Transcribe all of the data exactly. Omit the pictures.

[Data provided]
▼▼▼

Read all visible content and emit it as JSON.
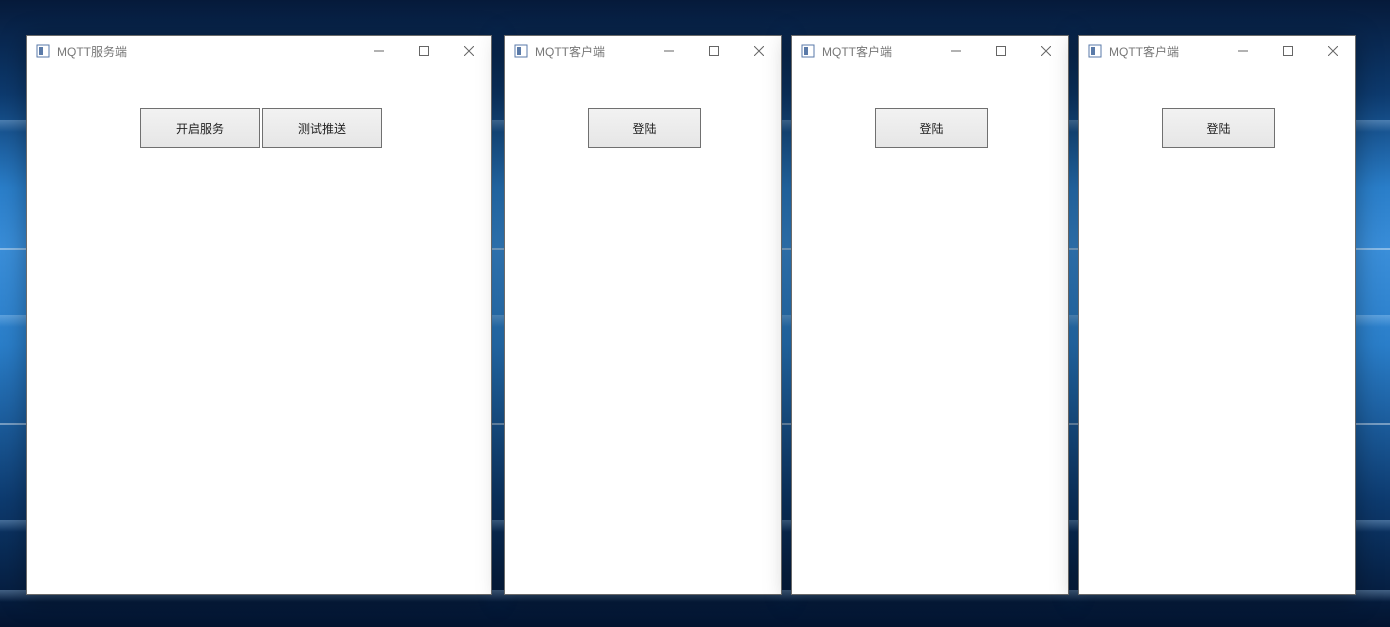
{
  "windows": {
    "server": {
      "title": "MQTT服务端",
      "buttons": {
        "start_service": "开启服务",
        "test_push": "测试推送"
      }
    },
    "client1": {
      "title": "MQTT客户端",
      "buttons": {
        "login": "登陆"
      }
    },
    "client2": {
      "title": "MQTT客户端",
      "buttons": {
        "login": "登陆"
      }
    },
    "client3": {
      "title": "MQTT客户端",
      "buttons": {
        "login": "登陆"
      }
    }
  },
  "window_controls": {
    "minimize": "minimize",
    "maximize": "maximize",
    "close": "close"
  }
}
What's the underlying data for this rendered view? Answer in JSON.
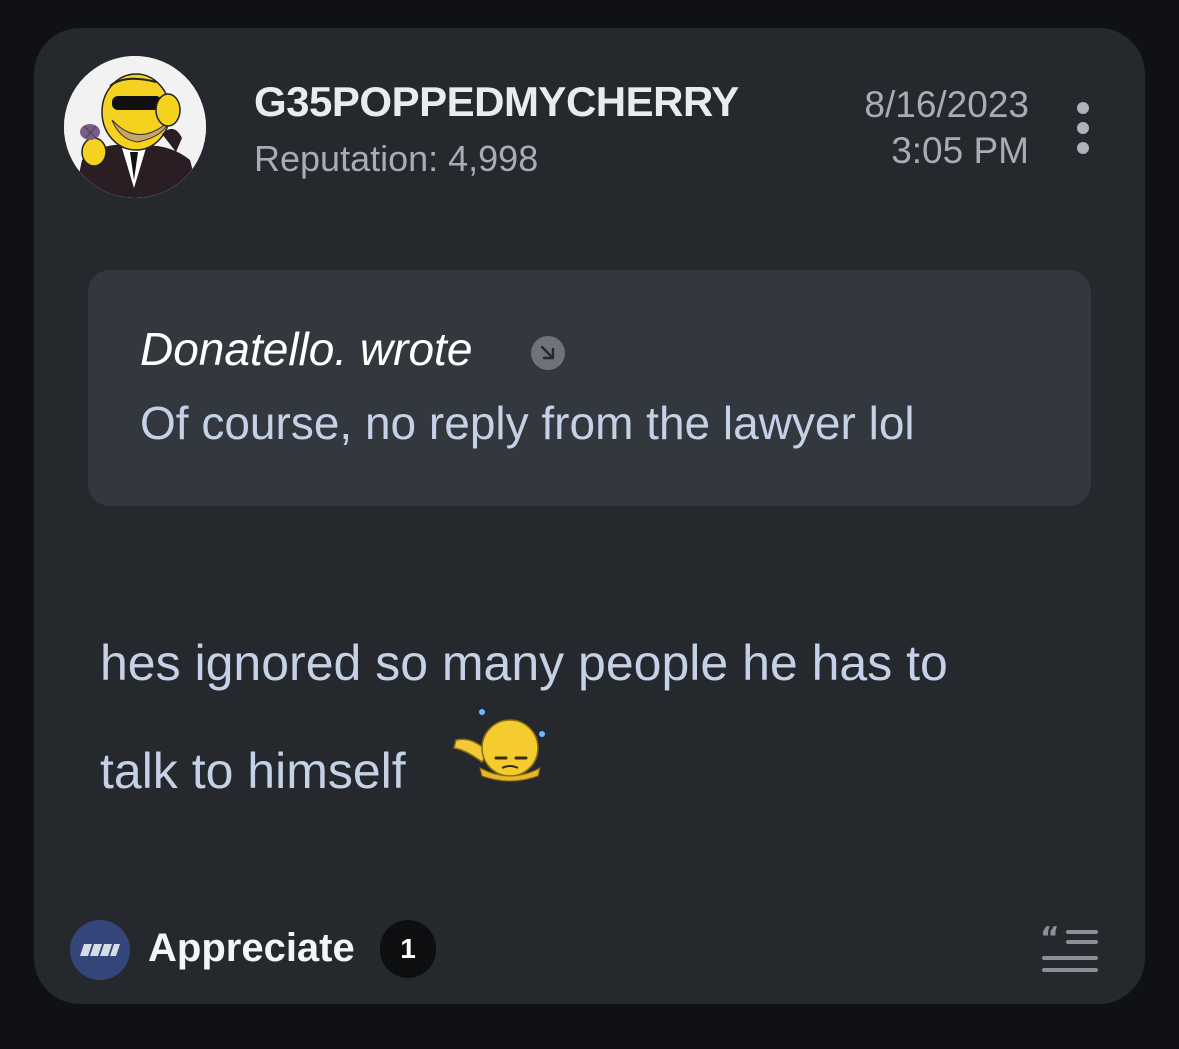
{
  "post": {
    "author": {
      "username": "G35POPPEDMYCHERRY",
      "reputation": "Reputation: 4,998",
      "avatar": "homer-simpson-avatar"
    },
    "date": "8/16/2023",
    "time": "3:05 PM",
    "quote": {
      "author_line": "Donatello. wrote",
      "text": "Of course, no reply from the lawyer lol"
    },
    "body": {
      "line1": "hes ignored so many people he has to",
      "line2": "talk to himself",
      "emoji": "sweating-sad-emoji"
    },
    "footer": {
      "appreciate_label": "Appreciate",
      "appreciate_count": "1",
      "icons": [
        "appreciate-icon",
        "quote-reply-icon",
        "more-options-icon"
      ]
    }
  },
  "colors": {
    "page_background": "#0f1114",
    "card_background": "#25282d",
    "quote_background": "#33373e",
    "body_text": "#c4d1e6",
    "appreciate_accent": "#35467a"
  }
}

▲▲▲

[Response for this exercise]
Read all visible content and emit it as JSON.
{
  "windows": {
    "server": {
      "title": "MQTT服务端",
      "buttons": {
        "start_service": "开启服务",
        "test_push": "测试推送"
      }
    },
    "client1": {
      "title": "MQTT客户端",
      "buttons": {
        "login": "登陆"
      }
    },
    "client2": {
      "title": "MQTT客户端",
      "buttons": {
        "login": "登陆"
      }
    },
    "client3": {
      "title": "MQTT客户端",
      "buttons": {
        "login": "登陆"
      }
    }
  },
  "window_controls": {
    "minimize": "minimize",
    "maximize": "maximize",
    "close": "close"
  }
}
What's the underlying data for this rendered view? Answer in JSON.
{
  "post": {
    "author": {
      "username": "G35POPPEDMYCHERRY",
      "reputation": "Reputation: 4,998",
      "avatar": "homer-simpson-avatar"
    },
    "date": "8/16/2023",
    "time": "3:05 PM",
    "quote": {
      "author_line": "Donatello. wrote",
      "text": "Of course, no reply from the lawyer lol"
    },
    "body": {
      "line1": "hes ignored so many people he has to",
      "line2": "talk to himself",
      "emoji": "sweating-sad-emoji"
    },
    "footer": {
      "appreciate_label": "Appreciate",
      "appreciate_count": "1",
      "icons": [
        "appreciate-icon",
        "quote-reply-icon",
        "more-options-icon"
      ]
    }
  },
  "colors": {
    "page_background": "#0f1114",
    "card_background": "#25282d",
    "quote_background": "#33373e",
    "body_text": "#c4d1e6",
    "appreciate_accent": "#35467a"
  }
}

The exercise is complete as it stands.